Dataset items:
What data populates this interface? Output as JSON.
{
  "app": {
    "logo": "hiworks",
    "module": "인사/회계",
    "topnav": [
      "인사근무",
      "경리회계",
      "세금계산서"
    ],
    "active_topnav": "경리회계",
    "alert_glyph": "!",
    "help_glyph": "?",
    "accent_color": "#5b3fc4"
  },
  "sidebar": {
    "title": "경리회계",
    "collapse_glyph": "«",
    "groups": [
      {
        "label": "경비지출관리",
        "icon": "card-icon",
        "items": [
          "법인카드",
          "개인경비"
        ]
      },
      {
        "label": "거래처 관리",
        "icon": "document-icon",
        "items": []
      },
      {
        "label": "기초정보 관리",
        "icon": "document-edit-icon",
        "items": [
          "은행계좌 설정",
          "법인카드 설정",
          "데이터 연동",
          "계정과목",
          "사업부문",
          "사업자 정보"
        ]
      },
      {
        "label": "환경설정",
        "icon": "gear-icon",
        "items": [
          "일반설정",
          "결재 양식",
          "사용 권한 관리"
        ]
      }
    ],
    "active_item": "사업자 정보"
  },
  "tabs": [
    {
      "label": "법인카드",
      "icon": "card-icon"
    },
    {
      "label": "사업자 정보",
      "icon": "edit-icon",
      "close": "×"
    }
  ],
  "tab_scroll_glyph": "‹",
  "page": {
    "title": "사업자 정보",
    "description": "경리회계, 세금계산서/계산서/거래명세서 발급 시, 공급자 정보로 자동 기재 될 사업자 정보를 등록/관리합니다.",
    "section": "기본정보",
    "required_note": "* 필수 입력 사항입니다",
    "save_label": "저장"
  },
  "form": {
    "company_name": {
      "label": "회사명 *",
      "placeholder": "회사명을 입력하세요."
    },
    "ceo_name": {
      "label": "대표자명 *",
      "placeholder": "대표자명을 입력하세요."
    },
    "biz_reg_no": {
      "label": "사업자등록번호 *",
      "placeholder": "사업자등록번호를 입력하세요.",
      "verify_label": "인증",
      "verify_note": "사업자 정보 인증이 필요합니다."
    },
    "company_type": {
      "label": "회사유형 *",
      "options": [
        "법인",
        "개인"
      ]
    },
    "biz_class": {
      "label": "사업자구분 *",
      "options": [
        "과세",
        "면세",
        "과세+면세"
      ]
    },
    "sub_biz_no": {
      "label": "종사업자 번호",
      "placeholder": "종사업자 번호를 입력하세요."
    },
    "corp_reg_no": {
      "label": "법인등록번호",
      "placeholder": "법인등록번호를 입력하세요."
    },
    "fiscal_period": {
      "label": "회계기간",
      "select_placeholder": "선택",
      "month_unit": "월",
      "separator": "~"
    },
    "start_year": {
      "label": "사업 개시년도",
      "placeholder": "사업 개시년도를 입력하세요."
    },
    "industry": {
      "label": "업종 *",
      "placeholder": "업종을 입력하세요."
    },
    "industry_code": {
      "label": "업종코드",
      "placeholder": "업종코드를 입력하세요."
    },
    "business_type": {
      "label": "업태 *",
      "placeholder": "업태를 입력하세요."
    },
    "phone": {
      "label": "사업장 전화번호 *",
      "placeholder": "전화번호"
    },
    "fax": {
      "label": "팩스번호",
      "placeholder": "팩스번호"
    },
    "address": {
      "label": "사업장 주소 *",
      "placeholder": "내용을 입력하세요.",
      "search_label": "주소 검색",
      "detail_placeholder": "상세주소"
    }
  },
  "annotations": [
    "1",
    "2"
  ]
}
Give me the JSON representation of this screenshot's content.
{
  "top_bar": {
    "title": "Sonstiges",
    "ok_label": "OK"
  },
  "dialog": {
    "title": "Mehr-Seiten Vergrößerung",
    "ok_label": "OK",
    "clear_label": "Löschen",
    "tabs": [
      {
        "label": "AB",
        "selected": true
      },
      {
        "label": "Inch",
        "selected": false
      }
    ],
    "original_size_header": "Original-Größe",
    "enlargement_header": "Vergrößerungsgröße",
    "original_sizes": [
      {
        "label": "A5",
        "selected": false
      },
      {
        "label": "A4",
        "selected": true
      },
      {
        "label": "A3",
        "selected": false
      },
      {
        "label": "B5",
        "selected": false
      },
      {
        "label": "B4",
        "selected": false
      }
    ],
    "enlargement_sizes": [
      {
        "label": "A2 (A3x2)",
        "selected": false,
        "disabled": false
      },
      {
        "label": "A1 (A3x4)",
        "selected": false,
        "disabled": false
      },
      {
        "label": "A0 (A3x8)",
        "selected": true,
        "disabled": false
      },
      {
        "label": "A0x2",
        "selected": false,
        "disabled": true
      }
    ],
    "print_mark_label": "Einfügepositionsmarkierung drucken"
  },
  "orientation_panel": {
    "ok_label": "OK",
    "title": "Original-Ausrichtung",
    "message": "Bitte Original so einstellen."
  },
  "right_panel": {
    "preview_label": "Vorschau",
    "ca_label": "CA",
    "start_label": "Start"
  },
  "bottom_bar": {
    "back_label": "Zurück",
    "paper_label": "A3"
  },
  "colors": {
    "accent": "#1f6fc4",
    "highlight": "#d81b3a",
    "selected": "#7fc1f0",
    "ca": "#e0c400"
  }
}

* * *

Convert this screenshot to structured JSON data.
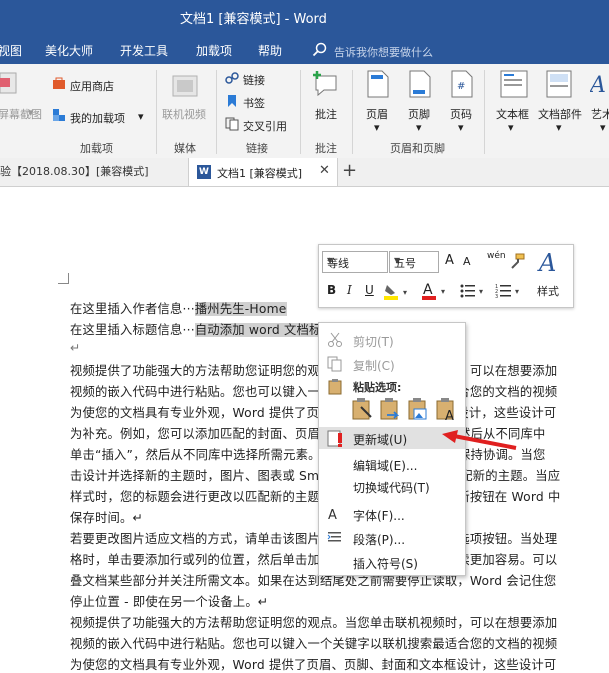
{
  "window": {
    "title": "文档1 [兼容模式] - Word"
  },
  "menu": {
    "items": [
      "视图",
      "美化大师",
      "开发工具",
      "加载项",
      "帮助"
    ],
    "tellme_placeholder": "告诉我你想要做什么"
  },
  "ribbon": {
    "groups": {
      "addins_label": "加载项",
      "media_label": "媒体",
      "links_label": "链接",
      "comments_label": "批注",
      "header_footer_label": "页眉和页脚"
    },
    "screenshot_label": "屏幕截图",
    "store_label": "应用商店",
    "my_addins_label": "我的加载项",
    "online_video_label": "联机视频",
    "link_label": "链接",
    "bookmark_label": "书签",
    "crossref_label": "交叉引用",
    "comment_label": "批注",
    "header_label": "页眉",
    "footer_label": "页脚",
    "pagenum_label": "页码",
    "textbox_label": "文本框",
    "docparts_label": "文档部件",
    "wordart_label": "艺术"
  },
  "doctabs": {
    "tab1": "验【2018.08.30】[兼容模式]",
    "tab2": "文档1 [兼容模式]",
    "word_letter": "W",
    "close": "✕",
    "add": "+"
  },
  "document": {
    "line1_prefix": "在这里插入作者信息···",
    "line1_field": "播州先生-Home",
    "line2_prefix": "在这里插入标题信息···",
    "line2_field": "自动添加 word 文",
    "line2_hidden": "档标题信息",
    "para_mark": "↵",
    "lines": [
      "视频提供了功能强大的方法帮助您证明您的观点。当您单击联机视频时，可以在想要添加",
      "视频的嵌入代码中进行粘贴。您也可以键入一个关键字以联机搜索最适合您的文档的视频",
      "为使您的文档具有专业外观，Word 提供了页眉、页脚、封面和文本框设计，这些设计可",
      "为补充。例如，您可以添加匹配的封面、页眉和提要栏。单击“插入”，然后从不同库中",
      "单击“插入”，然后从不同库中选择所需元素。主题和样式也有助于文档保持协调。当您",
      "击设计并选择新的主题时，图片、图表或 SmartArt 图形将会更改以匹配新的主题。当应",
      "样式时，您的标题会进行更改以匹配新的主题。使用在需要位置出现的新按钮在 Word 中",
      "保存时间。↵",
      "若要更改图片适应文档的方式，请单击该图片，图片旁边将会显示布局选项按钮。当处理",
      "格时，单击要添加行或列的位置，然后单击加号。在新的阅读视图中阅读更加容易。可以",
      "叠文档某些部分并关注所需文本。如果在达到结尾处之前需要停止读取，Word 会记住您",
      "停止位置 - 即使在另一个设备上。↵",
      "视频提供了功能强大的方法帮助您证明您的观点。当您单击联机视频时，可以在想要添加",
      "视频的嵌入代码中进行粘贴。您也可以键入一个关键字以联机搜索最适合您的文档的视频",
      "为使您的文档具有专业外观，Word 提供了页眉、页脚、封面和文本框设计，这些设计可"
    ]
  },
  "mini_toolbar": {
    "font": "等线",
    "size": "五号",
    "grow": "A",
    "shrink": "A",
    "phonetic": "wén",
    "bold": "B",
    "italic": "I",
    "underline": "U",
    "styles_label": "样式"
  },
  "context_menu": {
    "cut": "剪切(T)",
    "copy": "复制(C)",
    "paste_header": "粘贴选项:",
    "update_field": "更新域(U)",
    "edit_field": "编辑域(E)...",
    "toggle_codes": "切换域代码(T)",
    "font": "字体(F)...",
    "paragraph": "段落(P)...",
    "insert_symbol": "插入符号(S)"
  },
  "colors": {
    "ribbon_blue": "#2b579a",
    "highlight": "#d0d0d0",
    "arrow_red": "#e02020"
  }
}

==

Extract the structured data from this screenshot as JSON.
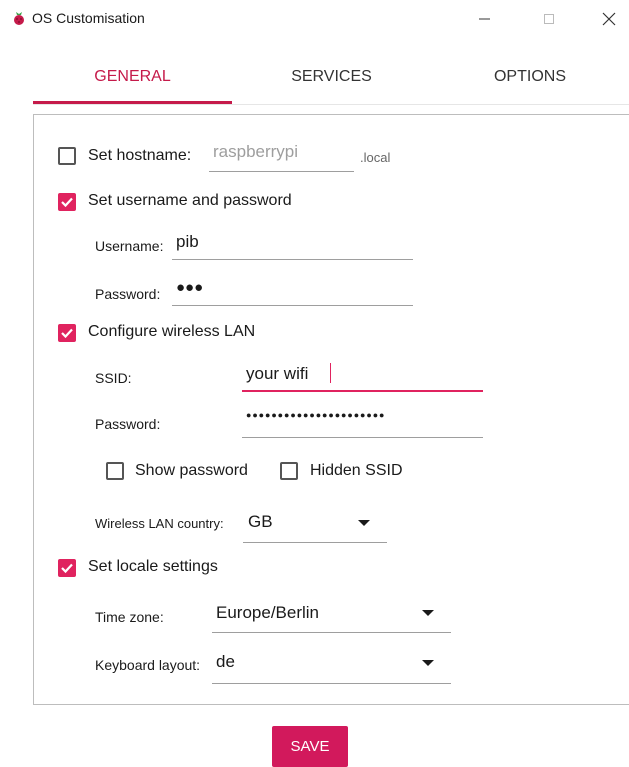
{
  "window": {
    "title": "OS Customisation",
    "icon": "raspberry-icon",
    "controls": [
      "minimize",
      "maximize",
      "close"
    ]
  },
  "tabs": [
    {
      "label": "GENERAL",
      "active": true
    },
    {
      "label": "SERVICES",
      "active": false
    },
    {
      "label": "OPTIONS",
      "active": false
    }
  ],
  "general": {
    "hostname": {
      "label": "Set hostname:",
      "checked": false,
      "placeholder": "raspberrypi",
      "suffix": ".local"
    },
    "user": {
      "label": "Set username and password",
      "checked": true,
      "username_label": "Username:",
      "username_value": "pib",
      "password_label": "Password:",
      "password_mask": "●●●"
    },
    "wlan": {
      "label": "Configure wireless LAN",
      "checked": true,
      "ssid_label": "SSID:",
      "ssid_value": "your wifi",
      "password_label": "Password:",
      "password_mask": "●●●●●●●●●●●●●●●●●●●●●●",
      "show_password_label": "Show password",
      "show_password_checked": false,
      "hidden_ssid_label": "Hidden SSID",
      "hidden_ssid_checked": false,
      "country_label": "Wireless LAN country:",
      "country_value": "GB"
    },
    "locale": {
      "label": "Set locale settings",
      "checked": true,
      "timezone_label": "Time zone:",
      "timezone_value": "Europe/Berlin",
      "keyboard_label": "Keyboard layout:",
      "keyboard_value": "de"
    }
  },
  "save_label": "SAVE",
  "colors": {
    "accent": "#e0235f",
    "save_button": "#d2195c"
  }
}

__Exercise goal__
Pick out the lines that include the word "提供了页眉" and write them out.

__Response to the exercise__
      "为使您的文档具有专业外观，Word 提供了页眉、页脚、封面和文本框设计，这些设计可",
      "为使您的文档具有专业外观，Word 提供了页眉、页脚、封面和文本框设计，这些设计可"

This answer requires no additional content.